Reading text —
== == ==
Meanwhile, three bookstores have filed a class action lawsuit against Amazon. In the suit the stores claim they are filing the complaint “on behalf of themselves and all other similarly situated brick and mortar bookstores.” The stores are making the claim that Amazon holds a monopoly on e-book sales in this country, maintained in part by their use of a proprietary DRM (Digital Rights Management) format, and that the big six publishers are complicit with Amazon in establishing contractual terms by which those DRM-based ebooks are sold exclusively through Amazon. Their lawyer stated, “We are seeking relief for independent brick-and-mortar bookstores so that they would be able to sell open-source and DRM-free books that could be used on the Kindle or other electronic ereaders.” This essentially means than having ebooks for sale that aren't restricted to one particular brand of electronic reader like the Kindle.

With reduced profit from the sale of ebooks, some publishers are deciding to get in the game of selling their services to aspiring authors. Penguin now has Author Solutions, a separate entity that sells self-publishing services like marketing, publicity, and even publishing of your book - all for a healthy price. And at Random House, its science fiction imprint Hydra decided to do away with author advances (an initial payment to authors in advance of royalties collected). In this plan, Hydra stated that authors and publishers would share the risk in producing a book and would share in the proceeds. Hydra would take the first cut of the profits to cover its costs and the rest would be split between the author and publisher. After the Science Fiction Writers of America loudly complained, and a shower of criticism was made by authors, the plan was  dropped.

Coming along with the increasing numbers of ebooks, and becoming an increasing problem with print books, is how do you discover what is out there and available? Looking for a particular author's book is simple enough, but when you search for new books by topic or subject through a device, how long will your patience last before you just settle on the first few scrolls? With fewer brick -and-mortar bookstores, how do you browse for or find a book serendipitously? Publishers are finding this to be a problem. Discoverability is the name of the game for where and how books and ebooks (or any information sources), are placed in front of a searcher's eyeballs. This will become an increasingly important function for libraries.
== == ==
(Data extracted from a collection)
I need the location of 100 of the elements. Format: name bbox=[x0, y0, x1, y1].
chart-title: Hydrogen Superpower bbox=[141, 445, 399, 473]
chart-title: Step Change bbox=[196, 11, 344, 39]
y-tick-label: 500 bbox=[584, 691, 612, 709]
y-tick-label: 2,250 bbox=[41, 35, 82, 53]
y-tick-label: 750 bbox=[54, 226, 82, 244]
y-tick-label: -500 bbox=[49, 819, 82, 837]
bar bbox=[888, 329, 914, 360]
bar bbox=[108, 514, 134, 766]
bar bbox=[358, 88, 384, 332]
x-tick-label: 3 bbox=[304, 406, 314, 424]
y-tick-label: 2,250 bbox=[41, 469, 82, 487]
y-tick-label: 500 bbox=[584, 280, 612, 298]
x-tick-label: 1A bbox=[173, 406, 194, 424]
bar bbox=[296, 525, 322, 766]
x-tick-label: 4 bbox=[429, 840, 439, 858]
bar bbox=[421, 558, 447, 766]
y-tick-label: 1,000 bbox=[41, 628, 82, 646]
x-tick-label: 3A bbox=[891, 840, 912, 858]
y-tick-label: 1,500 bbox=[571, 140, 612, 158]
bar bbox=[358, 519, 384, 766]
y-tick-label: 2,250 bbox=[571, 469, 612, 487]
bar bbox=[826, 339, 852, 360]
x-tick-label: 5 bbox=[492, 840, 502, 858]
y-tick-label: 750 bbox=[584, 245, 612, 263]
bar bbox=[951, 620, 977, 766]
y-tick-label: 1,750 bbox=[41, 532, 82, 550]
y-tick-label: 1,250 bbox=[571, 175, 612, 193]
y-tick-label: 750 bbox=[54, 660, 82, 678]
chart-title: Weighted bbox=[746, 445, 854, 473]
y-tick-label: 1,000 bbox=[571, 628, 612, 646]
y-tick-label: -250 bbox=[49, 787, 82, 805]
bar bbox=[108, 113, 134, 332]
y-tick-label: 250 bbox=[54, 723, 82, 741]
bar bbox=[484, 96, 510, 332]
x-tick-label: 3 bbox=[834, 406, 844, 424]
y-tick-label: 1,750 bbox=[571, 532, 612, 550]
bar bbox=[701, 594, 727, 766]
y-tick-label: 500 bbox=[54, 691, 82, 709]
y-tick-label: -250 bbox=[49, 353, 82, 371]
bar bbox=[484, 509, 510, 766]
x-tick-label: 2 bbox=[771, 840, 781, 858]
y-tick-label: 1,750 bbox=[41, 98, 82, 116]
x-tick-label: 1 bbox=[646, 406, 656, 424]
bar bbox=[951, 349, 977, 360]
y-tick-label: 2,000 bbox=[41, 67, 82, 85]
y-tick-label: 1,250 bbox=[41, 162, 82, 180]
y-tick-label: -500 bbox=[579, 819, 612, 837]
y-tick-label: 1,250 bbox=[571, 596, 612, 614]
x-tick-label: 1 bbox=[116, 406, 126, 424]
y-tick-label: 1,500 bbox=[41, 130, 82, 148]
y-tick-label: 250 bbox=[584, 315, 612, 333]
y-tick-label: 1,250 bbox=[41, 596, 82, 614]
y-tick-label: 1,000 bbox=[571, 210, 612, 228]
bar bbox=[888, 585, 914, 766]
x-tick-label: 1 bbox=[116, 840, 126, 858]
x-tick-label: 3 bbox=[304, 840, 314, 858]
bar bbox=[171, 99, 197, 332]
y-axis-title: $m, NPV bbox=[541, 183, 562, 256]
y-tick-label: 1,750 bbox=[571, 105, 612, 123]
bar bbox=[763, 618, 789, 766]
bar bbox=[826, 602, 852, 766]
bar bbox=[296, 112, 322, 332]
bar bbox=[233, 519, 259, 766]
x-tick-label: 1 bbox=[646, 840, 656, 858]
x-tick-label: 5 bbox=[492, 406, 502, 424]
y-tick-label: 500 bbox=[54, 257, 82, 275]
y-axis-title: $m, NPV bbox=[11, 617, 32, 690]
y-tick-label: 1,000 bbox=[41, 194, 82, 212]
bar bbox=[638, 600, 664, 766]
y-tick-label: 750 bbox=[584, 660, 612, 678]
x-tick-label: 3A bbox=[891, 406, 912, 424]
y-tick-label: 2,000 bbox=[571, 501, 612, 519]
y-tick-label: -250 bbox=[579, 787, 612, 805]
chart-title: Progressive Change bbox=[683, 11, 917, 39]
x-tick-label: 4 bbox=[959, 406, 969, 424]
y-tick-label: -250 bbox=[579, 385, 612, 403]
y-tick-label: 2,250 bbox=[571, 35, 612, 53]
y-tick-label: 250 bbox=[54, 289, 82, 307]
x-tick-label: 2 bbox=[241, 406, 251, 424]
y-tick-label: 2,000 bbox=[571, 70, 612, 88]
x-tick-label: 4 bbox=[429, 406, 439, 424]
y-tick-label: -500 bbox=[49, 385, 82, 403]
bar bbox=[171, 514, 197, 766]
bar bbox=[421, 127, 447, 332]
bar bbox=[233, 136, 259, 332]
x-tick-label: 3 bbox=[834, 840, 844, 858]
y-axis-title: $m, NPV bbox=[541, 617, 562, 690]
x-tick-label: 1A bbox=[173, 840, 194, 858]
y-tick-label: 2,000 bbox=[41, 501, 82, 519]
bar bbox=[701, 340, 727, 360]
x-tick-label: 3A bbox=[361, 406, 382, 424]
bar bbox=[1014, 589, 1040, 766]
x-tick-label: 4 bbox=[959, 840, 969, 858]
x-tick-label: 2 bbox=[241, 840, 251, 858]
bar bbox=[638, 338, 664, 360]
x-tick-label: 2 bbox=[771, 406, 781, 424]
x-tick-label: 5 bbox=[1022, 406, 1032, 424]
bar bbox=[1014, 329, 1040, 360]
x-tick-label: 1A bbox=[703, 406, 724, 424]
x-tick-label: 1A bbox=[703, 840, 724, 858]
== == ==
Required action 1 —
In the text on ebooks and publishing, what did Hydra, the science fiction imprint at Random House, decide to do away with?
Required action 2 —
Pick up the text on ebooks and publishing right after its final sentence and carry it forward.

Answer section 1 —
Author advances.

Answer section 2 —
With books increasingly becoming digital ebooks, and libraries unable to own them, what will the long term scenario be for archiving books? Paradoxically, the relative ease of preserving digital files will be contrasted by the lack of this being done by anybody. Publishers don't have the mission of preserving even their own printed books, will they care about ebooks that never sold well? The books that Google has digitized over the years, along with research libraries, are print books, not ebooks. Will self-published authors preserve their own works for the long run? Will archaeologists of the future be digging up old e-readers in the hopes of extracting some lost ebooks? The copyright issue is making all these trends murky.

The good news is that digital technology is making it possible for libraries to make easily accessible a variety of special collection documents and photographs, including the contents of historic local newspapers. The Coronado Public Library has its own plans to deploy the Coronado PhotoAtlas project and to digitize over one-hundred years of Coronado newspapers.  And we do provide ebooks through the Coronado Library/Serra Library Cooperative Overdrive platform.

Another renaissance is coming for libraries.